[Collection entries]
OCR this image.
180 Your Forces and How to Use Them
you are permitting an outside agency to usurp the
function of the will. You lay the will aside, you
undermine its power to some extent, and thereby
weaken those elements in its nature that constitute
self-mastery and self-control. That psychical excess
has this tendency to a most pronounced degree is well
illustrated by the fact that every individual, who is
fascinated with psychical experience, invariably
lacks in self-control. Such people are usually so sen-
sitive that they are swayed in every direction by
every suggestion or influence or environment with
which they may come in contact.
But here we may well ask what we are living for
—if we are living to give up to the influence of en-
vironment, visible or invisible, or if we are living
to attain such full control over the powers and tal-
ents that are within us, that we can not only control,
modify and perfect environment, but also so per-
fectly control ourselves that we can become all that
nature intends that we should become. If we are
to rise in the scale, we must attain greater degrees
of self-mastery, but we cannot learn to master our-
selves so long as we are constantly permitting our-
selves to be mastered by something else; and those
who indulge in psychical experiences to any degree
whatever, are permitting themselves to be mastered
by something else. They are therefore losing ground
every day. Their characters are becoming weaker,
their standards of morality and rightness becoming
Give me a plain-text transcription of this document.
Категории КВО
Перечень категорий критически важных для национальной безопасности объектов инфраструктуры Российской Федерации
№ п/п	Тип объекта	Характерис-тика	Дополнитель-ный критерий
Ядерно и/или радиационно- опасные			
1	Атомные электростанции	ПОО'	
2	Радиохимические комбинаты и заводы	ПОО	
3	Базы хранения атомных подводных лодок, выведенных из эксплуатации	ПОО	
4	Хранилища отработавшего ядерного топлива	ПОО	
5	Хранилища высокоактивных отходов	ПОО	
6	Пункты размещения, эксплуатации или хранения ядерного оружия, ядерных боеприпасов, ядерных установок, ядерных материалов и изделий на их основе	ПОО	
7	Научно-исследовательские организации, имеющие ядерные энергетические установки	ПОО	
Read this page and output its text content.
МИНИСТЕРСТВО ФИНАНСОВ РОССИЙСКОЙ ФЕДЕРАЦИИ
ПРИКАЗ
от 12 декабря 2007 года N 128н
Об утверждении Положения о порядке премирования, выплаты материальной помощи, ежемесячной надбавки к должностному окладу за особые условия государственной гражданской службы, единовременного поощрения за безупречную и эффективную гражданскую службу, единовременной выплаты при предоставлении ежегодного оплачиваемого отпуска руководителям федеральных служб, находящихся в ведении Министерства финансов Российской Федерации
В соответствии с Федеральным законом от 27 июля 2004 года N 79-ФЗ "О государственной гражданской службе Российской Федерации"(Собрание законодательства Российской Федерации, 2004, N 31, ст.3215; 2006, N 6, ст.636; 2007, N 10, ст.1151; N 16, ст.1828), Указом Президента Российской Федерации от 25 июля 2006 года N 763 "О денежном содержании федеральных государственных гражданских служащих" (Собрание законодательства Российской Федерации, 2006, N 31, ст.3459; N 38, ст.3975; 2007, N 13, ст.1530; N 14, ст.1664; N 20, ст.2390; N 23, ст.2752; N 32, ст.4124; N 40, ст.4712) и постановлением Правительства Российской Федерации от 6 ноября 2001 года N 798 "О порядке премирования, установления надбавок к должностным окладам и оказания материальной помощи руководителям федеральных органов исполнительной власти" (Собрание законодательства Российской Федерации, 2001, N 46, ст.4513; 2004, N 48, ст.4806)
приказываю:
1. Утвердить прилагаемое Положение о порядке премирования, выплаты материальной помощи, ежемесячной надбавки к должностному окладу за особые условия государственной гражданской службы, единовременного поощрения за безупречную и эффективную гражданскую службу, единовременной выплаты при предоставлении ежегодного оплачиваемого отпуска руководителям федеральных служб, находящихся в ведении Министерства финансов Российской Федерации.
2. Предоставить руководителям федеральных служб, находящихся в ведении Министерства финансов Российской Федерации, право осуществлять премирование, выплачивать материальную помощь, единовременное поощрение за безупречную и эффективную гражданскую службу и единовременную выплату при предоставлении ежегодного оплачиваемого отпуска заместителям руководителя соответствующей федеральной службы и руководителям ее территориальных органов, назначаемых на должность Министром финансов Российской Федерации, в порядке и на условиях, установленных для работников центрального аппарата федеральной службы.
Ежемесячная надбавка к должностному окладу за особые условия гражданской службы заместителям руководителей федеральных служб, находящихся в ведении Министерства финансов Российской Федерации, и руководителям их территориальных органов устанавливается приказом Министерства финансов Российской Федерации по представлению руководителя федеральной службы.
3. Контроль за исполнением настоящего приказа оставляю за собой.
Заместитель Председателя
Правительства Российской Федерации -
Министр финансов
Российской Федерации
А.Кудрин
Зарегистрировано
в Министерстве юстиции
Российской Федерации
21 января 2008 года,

### Instructions to follow:
Copy all of the material word for word.

### Expected output:
OCR this image.
180 Your Forces and How to Use Them
you are permitting an outside agency to usurp the
function of the will. You lay the will aside, you
undermine its power to some extent, and thereby
weaken those elements in its nature that constitute
self-mastery and self-control. That psychical excess
has this tendency to a most pronounced degree is well
illustrated by the fact that every individual, who is
fascinated with psychical experience, invariably
lacks in self-control. Such people are usually so sen-
sitive that they are swayed in every direction by
every suggestion or influence or environment with
which they may come in contact.
But here we may well ask what we are living for
—if we are living to give up to the influence of en-
vironment, visible or invisible, or if we are living
to attain such full control over the powers and tal-
ents that are within us, that we can not only control,
modify and perfect environment, but also so per-
fectly control ourselves that we can become all that
nature intends that we should become. If we are
to rise in the scale, we must attain greater degrees
of self-mastery, but we cannot learn to master our-
selves so long as we are constantly permitting our-
selves to be mastered by something else; and those
who indulge in psychical experiences to any degree
whatever, are permitting themselves to be mastered
by something else. They are therefore losing ground
every day. Their characters are becoming weaker,
their standards of morality and rightness becoming
Give me a plain-text transcription of this document.
Категории КВО
Перечень категорий критически важных для национальной безопасности объектов инфраструктуры Российской Федерации
№ п/п	Тип объекта	Характерис-тика	Дополнитель-ный критерий
Ядерно и/или радиационно- опасные			
1	Атомные электростанции	ПОО'	
2	Радиохимические комбинаты и заводы	ПОО	
3	Базы хранения атомных подводных лодок, выведенных из эксплуатации	ПОО	
4	Хранилища отработавшего ядерного топлива	ПОО	
5	Хранилища высокоактивных отходов	ПОО	
6	Пункты размещения, эксплуатации или хранения ядерного оружия, ядерных боеприпасов, ядерных установок, ядерных материалов и изделий на их основе	ПОО	
7	Научно-исследовательские организации, имеющие ядерные энергетические установки	ПОО	
Read this page and output its text content.
МИНИСТЕРСТВО ФИНАНСОВ РОССИЙСКОЙ ФЕДЕРАЦИИ
ПРИКАЗ
от 12 декабря 2007 года N 128н
Об утверждении Положения о порядке премирования, выплаты материальной помощи, ежемесячной надбавки к должностному окладу за особые условия государственной гражданской службы, единовременного поощрения за безупречную и эффективную гражданскую службу, единовременной выплаты при предоставлении ежегодного оплачиваемого отпуска руководителям федеральных служб, находящихся в ведении Министерства финансов Российской Федерации
В соответствии с Федеральным законом от 27 июля 2004 года N 79-ФЗ "О государственной гражданской службе Российской Федерации"(Собрание законодательства Российской Федерации, 2004, N 31, ст.3215; 2006, N 6, ст.636; 2007, N 10, ст.1151; N 16, ст.1828), Указом Президента Российской Федерации от 25 июля 2006 года N 763 "О денежном содержании федеральных государственных гражданских служащих" (Собрание законодательства Российской Федерации, 2006, N 31, ст.3459; N 38, ст.3975; 2007, N 13, ст.1530; N 14, ст.1664; N 20, ст.2390; N 23, ст.2752; N 32, ст.4124; N 40, ст.4712) и постановлением Правительства Российской Федерации от 6 ноября 2001 года N 798 "О порядке премирования, установления надбавок к должностным окладам и оказания материальной помощи руководителям федеральных органов исполнительной власти" (Собрание законодательства Российской Федерации, 2001, N 46, ст.4513; 2004, N 48, ст.4806)
приказываю:
1. Утвердить прилагаемое Положение о порядке премирования, выплаты материальной помощи, ежемесячной надбавки к должностному окладу за особые условия государственной гражданской службы, единовременного поощрения за безупречную и эффективную гражданскую службу, единовременной выплаты при предоставлении ежегодного оплачиваемого отпуска руководителям федеральных служб, находящихся в ведении Министерства финансов Российской Федерации.
2. Предоставить руководителям федеральных служб, находящихся в ведении Министерства финансов Российской Федерации, право осуществлять премирование, выплачивать материальную помощь, единовременное поощрение за безупречную и эффективную гражданскую службу и единовременную выплату при предоставлении ежегодного оплачиваемого отпуска заместителям руководителя соответствующей федеральной службы и руководителям ее территориальных органов, назначаемых на должность Министром финансов Российской Федерации, в порядке и на условиях, установленных для работников центрального аппарата федеральной службы.
Ежемесячная надбавка к должностному окладу за особые условия гражданской службы заместителям руководителей федеральных служб, находящихся в ведении Министерства финансов Российской Федерации, и руководителям их территориальных органов устанавливается приказом Министерства финансов Российской Федерации по представлению руководителя федеральной службы.
3. Контроль за исполнением настоящего приказа оставляю за собой.
Заместитель Председателя
Правительства Российской Федерации -
Министр финансов
Российской Федерации
А.Кудрин
Зарегистрировано
в Министерстве юстиции
Российской Федерации
21 января 2008 года,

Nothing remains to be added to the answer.